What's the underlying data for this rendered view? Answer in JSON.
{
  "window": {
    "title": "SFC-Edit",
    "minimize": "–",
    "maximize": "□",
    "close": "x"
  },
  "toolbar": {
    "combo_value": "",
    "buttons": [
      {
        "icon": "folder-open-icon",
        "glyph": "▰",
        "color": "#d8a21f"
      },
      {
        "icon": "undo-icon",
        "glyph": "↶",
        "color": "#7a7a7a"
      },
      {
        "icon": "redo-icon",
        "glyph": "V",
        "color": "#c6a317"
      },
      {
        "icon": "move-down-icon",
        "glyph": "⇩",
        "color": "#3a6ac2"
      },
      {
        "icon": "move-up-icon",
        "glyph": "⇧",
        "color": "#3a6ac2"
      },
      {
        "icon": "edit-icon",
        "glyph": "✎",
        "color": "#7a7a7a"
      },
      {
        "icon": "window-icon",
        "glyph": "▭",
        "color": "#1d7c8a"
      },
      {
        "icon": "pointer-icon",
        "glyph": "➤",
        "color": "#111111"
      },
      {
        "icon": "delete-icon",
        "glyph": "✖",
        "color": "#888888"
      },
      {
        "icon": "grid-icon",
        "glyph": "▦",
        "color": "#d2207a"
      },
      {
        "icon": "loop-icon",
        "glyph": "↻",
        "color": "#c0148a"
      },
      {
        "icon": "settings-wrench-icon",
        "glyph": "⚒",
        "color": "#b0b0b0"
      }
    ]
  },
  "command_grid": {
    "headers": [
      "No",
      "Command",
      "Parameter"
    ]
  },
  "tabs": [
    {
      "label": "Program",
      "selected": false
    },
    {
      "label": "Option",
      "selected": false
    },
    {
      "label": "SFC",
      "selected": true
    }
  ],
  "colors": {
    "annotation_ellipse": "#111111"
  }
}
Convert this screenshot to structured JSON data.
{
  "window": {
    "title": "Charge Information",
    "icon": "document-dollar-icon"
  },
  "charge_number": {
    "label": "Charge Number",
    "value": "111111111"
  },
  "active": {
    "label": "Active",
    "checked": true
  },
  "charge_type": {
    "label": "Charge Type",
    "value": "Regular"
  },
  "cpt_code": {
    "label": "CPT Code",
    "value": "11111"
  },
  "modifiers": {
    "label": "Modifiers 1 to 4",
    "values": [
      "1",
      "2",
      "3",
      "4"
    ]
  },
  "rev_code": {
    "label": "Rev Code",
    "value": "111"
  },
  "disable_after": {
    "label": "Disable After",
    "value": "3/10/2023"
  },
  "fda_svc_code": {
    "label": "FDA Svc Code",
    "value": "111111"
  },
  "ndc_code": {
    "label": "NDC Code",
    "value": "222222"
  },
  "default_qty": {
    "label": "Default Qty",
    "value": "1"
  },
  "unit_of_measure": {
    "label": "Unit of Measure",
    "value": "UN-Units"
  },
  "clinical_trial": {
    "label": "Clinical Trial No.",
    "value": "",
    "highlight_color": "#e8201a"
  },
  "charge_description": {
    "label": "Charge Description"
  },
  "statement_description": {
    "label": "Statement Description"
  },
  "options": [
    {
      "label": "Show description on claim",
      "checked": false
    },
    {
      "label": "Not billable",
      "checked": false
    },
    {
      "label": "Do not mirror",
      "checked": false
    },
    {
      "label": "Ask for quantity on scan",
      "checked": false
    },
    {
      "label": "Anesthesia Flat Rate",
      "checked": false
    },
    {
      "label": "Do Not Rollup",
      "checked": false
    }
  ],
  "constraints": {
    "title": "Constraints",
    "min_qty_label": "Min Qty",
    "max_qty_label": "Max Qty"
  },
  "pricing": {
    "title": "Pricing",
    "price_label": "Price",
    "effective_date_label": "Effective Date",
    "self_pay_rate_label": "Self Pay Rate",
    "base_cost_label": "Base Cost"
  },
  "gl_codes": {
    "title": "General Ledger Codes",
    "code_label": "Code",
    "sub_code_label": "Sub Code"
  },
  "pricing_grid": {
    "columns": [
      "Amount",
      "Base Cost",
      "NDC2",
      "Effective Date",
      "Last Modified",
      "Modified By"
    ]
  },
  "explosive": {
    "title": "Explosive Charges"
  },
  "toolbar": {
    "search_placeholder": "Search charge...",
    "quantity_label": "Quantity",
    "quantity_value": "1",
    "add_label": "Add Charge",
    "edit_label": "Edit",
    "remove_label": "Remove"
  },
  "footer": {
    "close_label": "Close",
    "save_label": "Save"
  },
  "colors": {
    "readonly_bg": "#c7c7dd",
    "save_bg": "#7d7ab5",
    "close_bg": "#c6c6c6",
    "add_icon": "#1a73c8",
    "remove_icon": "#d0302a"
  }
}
# # #
— Objective —
Write out every entry verbatim.

— Reply to the exercise —
What's the underlying data for this rendered view? Answer in JSON.
{
  "window": {
    "title": "SFC-Edit",
    "minimize": "–",
    "maximize": "□",
    "close": "x"
  },
  "toolbar": {
    "combo_value": "",
    "buttons": [
      {
        "icon": "folder-open-icon",
        "glyph": "▰",
        "color": "#d8a21f"
      },
      {
        "icon": "undo-icon",
        "glyph": "↶",
        "color": "#7a7a7a"
      },
      {
        "icon": "redo-icon",
        "glyph": "V",
        "color": "#c6a317"
      },
      {
        "icon": "move-down-icon",
        "glyph": "⇩",
        "color": "#3a6ac2"
      },
      {
        "icon": "move-up-icon",
        "glyph": "⇧",
        "color": "#3a6ac2"
      },
      {
        "icon": "edit-icon",
        "glyph": "✎",
        "color": "#7a7a7a"
      },
      {
        "icon": "window-icon",
        "glyph": "▭",
        "color": "#1d7c8a"
      },
      {
        "icon": "pointer-icon",
        "glyph": "➤",
        "color": "#111111"
      },
      {
        "icon": "delete-icon",
        "glyph": "✖",
        "color": "#888888"
      },
      {
        "icon": "grid-icon",
        "glyph": "▦",
        "color": "#d2207a"
      },
      {
        "icon": "loop-icon",
        "glyph": "↻",
        "color": "#c0148a"
      },
      {
        "icon": "settings-wrench-icon",
        "glyph": "⚒",
        "color": "#b0b0b0"
      }
    ]
  },
  "command_grid": {
    "headers": [
      "No",
      "Command",
      "Parameter"
    ]
  },
  "tabs": [
    {
      "label": "Program",
      "selected": false
    },
    {
      "label": "Option",
      "selected": false
    },
    {
      "label": "SFC",
      "selected": true
    }
  ],
  "colors": {
    "annotation_ellipse": "#111111"
  }
}
Convert this screenshot to structured JSON data.
{
  "window": {
    "title": "Charge Information",
    "icon": "document-dollar-icon"
  },
  "charge_number": {
    "label": "Charge Number",
    "value": "111111111"
  },
  "active": {
    "label": "Active",
    "checked": true
  },
  "charge_type": {
    "label": "Charge Type",
    "value": "Regular"
  },
  "cpt_code": {
    "label": "CPT Code",
    "value": "11111"
  },
  "modifiers": {
    "label": "Modifiers 1 to 4",
    "values": [
      "1",
      "2",
      "3",
      "4"
    ]
  },
  "rev_code": {
    "label": "Rev Code",
    "value": "111"
  },
  "disable_after": {
    "label": "Disable After",
    "value": "3/10/2023"
  },
  "fda_svc_code": {
    "label": "FDA Svc Code",
    "value": "111111"
  },
  "ndc_code": {
    "label": "NDC Code",
    "value": "222222"
  },
  "default_qty": {
    "label": "Default Qty",
    "value": "1"
  },
  "unit_of_measure": {
    "label": "Unit of Measure",
    "value": "UN-Units"
  },
  "clinical_trial": {
    "label": "Clinical Trial No.",
    "value": "",
    "highlight_color": "#e8201a"
  },
  "charge_description": {
    "label": "Charge Description"
  },
  "statement_description": {
    "label": "Statement Description"
  },
  "options": [
    {
      "label": "Show description on claim",
      "checked": false
    },
    {
      "label": "Not billable",
      "checked": false
    },
    {
      "label": "Do not mirror",
      "checked": false
    },
    {
      "label": "Ask for quantity on scan",
      "checked": false
    },
    {
      "label": "Anesthesia Flat Rate",
      "checked": false
    },
    {
      "label": "Do Not Rollup",
      "checked": false
    }
  ],
  "constraints": {
    "title": "Constraints",
    "min_qty_label": "Min Qty",
    "max_qty_label": "Max Qty"
  },
  "pricing": {
    "title": "Pricing",
    "price_label": "Price",
    "effective_date_label": "Effective Date",
    "self_pay_rate_label": "Self Pay Rate",
    "base_cost_label": "Base Cost"
  },
  "gl_codes": {
    "title": "General Ledger Codes",
    "code_label": "Code",
    "sub_code_label": "Sub Code"
  },
  "pricing_grid": {
    "columns": [
      "Amount",
      "Base Cost",
      "NDC2",
      "Effective Date",
      "Last Modified",
      "Modified By"
    ]
  },
  "explosive": {
    "title": "Explosive Charges"
  },
  "toolbar": {
    "search_placeholder": "Search charge...",
    "quantity_label": "Quantity",
    "quantity_value": "1",
    "add_label": "Add Charge",
    "edit_label": "Edit",
    "remove_label": "Remove"
  },
  "footer": {
    "close_label": "Close",
    "save_label": "Save"
  },
  "colors": {
    "readonly_bg": "#c7c7dd",
    "save_bg": "#7d7ab5",
    "close_bg": "#c6c6c6",
    "add_icon": "#1a73c8",
    "remove_icon": "#d0302a"
  }
}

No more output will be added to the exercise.